**Requirement:** Print all entries word for word.

**Input rows:**

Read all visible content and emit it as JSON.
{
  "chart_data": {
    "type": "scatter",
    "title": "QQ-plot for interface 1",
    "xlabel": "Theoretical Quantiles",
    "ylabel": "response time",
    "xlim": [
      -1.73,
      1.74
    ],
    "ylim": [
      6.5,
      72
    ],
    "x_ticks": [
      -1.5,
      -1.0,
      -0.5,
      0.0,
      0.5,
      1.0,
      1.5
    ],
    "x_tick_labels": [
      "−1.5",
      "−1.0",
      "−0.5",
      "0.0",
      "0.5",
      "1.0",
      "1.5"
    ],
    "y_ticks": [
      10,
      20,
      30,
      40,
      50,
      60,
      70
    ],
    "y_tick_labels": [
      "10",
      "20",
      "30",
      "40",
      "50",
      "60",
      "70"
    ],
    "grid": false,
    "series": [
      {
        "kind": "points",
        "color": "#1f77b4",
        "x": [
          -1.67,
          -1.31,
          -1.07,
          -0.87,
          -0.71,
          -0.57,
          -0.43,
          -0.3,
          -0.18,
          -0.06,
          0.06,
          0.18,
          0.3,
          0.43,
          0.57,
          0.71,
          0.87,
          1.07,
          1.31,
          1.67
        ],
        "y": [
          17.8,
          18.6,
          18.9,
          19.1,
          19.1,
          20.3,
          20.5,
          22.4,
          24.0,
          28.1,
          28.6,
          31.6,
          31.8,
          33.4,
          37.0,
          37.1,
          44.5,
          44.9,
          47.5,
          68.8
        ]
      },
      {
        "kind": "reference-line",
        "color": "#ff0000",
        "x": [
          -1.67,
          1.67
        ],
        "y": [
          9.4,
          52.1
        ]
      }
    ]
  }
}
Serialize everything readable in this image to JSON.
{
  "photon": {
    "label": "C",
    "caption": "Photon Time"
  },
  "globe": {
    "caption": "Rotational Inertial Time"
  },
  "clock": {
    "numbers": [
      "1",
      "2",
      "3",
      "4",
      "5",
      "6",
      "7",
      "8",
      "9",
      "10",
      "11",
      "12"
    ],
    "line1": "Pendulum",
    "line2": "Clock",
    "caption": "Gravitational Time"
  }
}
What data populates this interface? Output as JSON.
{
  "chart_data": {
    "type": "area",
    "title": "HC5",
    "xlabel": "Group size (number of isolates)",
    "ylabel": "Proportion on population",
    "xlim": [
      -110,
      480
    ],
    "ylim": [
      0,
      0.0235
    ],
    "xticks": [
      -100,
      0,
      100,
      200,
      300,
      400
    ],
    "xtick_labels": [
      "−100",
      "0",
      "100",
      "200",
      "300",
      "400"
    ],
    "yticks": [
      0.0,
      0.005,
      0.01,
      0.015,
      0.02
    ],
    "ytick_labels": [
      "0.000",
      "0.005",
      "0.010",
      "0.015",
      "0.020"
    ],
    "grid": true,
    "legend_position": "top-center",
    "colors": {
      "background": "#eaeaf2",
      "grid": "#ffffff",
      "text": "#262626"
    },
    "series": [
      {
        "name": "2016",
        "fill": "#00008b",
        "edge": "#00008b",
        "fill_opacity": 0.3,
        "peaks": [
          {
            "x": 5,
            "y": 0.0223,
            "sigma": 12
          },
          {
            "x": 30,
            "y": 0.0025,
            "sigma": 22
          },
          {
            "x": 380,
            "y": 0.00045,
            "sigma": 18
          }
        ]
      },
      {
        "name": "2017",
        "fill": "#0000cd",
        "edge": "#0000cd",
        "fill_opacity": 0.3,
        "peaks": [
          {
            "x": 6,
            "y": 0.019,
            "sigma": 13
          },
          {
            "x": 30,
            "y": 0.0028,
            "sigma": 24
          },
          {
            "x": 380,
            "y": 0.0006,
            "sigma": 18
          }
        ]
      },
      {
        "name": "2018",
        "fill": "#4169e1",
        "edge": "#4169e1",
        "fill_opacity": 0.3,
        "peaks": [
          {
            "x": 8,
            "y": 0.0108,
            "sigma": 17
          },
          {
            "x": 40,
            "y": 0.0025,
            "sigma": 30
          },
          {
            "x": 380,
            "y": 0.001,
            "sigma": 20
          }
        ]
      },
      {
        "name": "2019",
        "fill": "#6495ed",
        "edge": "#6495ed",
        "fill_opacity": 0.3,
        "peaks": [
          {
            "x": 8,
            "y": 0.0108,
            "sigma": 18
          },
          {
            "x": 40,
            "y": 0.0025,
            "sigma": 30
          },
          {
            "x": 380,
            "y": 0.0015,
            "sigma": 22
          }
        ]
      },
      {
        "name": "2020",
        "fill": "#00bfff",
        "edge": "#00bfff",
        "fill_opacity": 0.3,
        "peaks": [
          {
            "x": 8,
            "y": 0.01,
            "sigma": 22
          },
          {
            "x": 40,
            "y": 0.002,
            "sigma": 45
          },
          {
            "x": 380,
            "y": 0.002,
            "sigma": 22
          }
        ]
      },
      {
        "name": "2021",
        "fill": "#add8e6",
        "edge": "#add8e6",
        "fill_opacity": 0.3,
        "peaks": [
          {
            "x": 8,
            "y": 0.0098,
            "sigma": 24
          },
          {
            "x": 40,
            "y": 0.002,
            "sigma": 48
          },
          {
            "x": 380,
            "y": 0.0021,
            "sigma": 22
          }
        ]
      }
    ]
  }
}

**Answer below:**
Read all visible content and emit it as JSON.
{
  "chart_data": {
    "type": "scatter",
    "title": "QQ-plot for interface 1",
    "xlabel": "Theoretical Quantiles",
    "ylabel": "response time",
    "xlim": [
      -1.73,
      1.74
    ],
    "ylim": [
      6.5,
      72
    ],
    "x_ticks": [
      -1.5,
      -1.0,
      -0.5,
      0.0,
      0.5,
      1.0,
      1.5
    ],
    "x_tick_labels": [
      "−1.5",
      "−1.0",
      "−0.5",
      "0.0",
      "0.5",
      "1.0",
      "1.5"
    ],
    "y_ticks": [
      10,
      20,
      30,
      40,
      50,
      60,
      70
    ],
    "y_tick_labels": [
      "10",
      "20",
      "30",
      "40",
      "50",
      "60",
      "70"
    ],
    "grid": false,
    "series": [
      {
        "kind": "points",
        "color": "#1f77b4",
        "x": [
          -1.67,
          -1.31,
          -1.07,
          -0.87,
          -0.71,
          -0.57,
          -0.43,
          -0.3,
          -0.18,
          -0.06,
          0.06,
          0.18,
          0.3,
          0.43,
          0.57,
          0.71,
          0.87,
          1.07,
          1.31,
          1.67
        ],
        "y": [
          17.8,
          18.6,
          18.9,
          19.1,
          19.1,
          20.3,
          20.5,
          22.4,
          24.0,
          28.1,
          28.6,
          31.6,
          31.8,
          33.4,
          37.0,
          37.1,
          44.5,
          44.9,
          47.5,
          68.8
        ]
      },
      {
        "kind": "reference-line",
        "color": "#ff0000",
        "x": [
          -1.67,
          1.67
        ],
        "y": [
          9.4,
          52.1
        ]
      }
    ]
  }
}
Serialize everything readable in this image to JSON.
{
  "photon": {
    "label": "C",
    "caption": "Photon Time"
  },
  "globe": {
    "caption": "Rotational Inertial Time"
  },
  "clock": {
    "numbers": [
      "1",
      "2",
      "3",
      "4",
      "5",
      "6",
      "7",
      "8",
      "9",
      "10",
      "11",
      "12"
    ],
    "line1": "Pendulum",
    "line2": "Clock",
    "caption": "Gravitational Time"
  }
}
What data populates this interface? Output as JSON.
{
  "chart_data": {
    "type": "area",
    "title": "HC5",
    "xlabel": "Group size (number of isolates)",
    "ylabel": "Proportion on population",
    "xlim": [
      -110,
      480
    ],
    "ylim": [
      0,
      0.0235
    ],
    "xticks": [
      -100,
      0,
      100,
      200,
      300,
      400
    ],
    "xtick_labels": [
      "−100",
      "0",
      "100",
      "200",
      "300",
      "400"
    ],
    "yticks": [
      0.0,
      0.005,
      0.01,
      0.015,
      0.02
    ],
    "ytick_labels": [
      "0.000",
      "0.005",
      "0.010",
      "0.015",
      "0.020"
    ],
    "grid": true,
    "legend_position": "top-center",
    "colors": {
      "background": "#eaeaf2",
      "grid": "#ffffff",
      "text": "#262626"
    },
    "series": [
      {
        "name": "2016",
        "fill": "#00008b",
        "edge": "#00008b",
        "fill_opacity": 0.3,
        "peaks": [
          {
            "x": 5,
            "y": 0.0223,
            "sigma": 12
          },
          {
            "x": 30,
            "y": 0.0025,
            "sigma": 22
          },
          {
            "x": 380,
            "y": 0.00045,
            "sigma": 18
          }
        ]
      },
      {
        "name": "2017",
        "fill": "#0000cd",
        "edge": "#0000cd",
        "fill_opacity": 0.3,
        "peaks": [
          {
            "x": 6,
            "y": 0.019,
            "sigma": 13
          },
          {
            "x": 30,
            "y": 0.0028,
            "sigma": 24
          },
          {
            "x": 380,
            "y": 0.0006,
            "sigma": 18
          }
        ]
      },
      {
        "name": "2018",
        "fill": "#4169e1",
        "edge": "#4169e1",
        "fill_opacity": 0.3,
        "peaks": [
          {
            "x": 8,
            "y": 0.0108,
            "sigma": 17
          },
          {
            "x": 40,
            "y": 0.0025,
            "sigma": 30
          },
          {
            "x": 380,
            "y": 0.001,
            "sigma": 20
          }
        ]
      },
      {
        "name": "2019",
        "fill": "#6495ed",
        "edge": "#6495ed",
        "fill_opacity": 0.3,
        "peaks": [
          {
            "x": 8,
            "y": 0.0108,
            "sigma": 18
          },
          {
            "x": 40,
            "y": 0.0025,
            "sigma": 30
          },
          {
            "x": 380,
            "y": 0.0015,
            "sigma": 22
          }
        ]
      },
      {
        "name": "2020",
        "fill": "#00bfff",
        "edge": "#00bfff",
        "fill_opacity": 0.3,
        "peaks": [
          {
            "x": 8,
            "y": 0.01,
            "sigma": 22
          },
          {
            "x": 40,
            "y": 0.002,
            "sigma": 45
          },
          {
            "x": 380,
            "y": 0.002,
            "sigma": 22
          }
        ]
      },
      {
        "name": "2021",
        "fill": "#add8e6",
        "edge": "#add8e6",
        "fill_opacity": 0.3,
        "peaks": [
          {
            "x": 8,
            "y": 0.0098,
            "sigma": 24
          },
          {
            "x": 40,
            "y": 0.002,
            "sigma": 48
          },
          {
            "x": 380,
            "y": 0.0021,
            "sigma": 22
          }
        ]
      }
    ]
  }
}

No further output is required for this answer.